* What to produce *
Check every line of the material below for the string "Velleman", and return the ones that have it.

* Data provided *
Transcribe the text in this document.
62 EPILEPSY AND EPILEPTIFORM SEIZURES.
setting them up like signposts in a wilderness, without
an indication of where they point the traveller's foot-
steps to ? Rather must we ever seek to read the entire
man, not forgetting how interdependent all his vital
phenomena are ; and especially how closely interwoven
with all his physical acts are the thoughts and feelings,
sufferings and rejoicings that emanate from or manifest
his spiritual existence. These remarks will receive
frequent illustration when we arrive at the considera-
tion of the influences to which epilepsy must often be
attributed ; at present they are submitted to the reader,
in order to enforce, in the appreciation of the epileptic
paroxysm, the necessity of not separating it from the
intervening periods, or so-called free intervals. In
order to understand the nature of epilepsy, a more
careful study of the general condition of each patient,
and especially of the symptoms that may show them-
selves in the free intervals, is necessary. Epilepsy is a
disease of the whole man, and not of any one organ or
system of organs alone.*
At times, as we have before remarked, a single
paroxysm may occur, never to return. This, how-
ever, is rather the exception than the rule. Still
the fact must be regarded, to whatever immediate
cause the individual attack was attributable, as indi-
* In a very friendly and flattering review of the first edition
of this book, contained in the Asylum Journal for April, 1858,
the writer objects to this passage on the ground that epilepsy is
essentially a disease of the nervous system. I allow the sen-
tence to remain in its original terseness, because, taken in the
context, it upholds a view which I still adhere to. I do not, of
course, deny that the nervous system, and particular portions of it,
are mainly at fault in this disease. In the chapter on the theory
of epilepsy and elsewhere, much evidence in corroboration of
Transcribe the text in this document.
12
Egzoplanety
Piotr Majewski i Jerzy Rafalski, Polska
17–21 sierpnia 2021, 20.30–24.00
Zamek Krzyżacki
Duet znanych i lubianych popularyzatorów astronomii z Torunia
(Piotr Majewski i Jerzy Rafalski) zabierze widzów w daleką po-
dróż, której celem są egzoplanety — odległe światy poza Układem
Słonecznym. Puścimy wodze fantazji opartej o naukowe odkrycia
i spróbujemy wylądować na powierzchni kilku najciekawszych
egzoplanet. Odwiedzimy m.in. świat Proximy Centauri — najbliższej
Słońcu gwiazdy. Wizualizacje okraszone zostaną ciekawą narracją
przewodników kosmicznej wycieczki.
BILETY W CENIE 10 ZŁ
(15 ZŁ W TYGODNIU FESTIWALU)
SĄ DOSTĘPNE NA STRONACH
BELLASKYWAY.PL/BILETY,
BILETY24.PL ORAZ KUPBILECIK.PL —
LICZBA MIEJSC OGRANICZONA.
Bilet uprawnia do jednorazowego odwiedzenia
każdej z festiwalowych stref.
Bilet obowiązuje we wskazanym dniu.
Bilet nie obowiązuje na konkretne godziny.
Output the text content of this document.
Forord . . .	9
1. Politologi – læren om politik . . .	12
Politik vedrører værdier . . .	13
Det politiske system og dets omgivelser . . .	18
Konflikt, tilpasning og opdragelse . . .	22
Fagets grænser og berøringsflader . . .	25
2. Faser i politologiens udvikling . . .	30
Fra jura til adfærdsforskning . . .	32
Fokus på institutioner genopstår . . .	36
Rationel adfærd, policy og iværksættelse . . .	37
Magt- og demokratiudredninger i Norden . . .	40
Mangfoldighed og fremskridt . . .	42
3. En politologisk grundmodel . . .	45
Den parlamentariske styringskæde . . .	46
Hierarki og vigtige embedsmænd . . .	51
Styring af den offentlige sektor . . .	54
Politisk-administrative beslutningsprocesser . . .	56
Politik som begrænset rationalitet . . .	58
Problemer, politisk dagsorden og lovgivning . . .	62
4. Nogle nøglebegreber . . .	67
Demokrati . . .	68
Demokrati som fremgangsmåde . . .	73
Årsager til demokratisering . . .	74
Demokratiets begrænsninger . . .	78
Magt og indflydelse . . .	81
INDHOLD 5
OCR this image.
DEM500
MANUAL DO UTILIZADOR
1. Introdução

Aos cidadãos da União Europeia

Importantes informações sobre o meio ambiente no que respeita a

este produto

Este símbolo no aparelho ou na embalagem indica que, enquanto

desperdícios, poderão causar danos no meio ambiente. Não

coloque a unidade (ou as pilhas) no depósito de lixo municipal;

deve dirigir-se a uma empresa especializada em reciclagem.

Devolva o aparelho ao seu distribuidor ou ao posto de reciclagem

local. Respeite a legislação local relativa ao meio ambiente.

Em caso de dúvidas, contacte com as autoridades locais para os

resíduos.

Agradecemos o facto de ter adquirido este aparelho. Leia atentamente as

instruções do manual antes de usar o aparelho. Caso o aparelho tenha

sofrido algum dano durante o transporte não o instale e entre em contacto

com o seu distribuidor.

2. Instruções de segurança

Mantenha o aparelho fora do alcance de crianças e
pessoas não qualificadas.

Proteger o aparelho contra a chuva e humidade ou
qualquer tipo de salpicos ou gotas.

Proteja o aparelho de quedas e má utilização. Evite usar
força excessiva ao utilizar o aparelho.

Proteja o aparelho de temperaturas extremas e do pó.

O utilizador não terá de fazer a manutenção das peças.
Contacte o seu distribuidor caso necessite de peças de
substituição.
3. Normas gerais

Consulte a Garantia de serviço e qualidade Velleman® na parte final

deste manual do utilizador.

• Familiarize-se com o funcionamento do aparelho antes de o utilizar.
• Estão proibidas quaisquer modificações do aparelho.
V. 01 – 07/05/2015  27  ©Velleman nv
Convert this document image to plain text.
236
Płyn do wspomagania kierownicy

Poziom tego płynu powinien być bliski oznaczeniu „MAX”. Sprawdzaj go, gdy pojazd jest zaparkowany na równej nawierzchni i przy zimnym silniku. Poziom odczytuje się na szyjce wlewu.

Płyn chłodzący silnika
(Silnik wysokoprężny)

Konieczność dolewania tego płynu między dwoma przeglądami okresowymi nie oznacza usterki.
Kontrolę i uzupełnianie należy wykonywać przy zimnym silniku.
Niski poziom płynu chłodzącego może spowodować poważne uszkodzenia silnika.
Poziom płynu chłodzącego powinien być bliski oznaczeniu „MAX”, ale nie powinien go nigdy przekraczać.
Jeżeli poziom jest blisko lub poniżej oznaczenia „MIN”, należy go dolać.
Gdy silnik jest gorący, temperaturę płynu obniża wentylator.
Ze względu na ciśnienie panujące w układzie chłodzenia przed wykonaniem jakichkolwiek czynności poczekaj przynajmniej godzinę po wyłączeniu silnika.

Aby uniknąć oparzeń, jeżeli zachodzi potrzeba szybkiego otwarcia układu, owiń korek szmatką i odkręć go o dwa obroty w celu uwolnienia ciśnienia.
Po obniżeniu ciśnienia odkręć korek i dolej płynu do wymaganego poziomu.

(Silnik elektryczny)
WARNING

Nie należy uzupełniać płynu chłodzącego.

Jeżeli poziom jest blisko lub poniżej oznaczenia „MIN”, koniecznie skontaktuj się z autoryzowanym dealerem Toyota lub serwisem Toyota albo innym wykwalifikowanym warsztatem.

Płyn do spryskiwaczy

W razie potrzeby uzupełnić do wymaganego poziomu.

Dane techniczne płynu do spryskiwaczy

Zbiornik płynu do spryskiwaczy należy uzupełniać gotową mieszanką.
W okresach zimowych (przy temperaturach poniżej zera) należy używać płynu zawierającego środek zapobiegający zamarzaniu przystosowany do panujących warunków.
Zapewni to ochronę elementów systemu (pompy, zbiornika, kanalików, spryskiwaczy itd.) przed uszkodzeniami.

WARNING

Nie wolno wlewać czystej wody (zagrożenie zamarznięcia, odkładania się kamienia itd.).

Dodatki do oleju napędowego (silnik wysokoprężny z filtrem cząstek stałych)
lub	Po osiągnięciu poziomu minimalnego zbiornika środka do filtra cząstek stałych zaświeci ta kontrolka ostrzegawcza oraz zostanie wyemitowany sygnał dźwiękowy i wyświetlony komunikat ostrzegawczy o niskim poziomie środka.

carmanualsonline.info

* The result *
Consulte a Garantia de serviço e qualidade Velleman® na parte final
V. 01 – 07/05/2015  27  ©Velleman nv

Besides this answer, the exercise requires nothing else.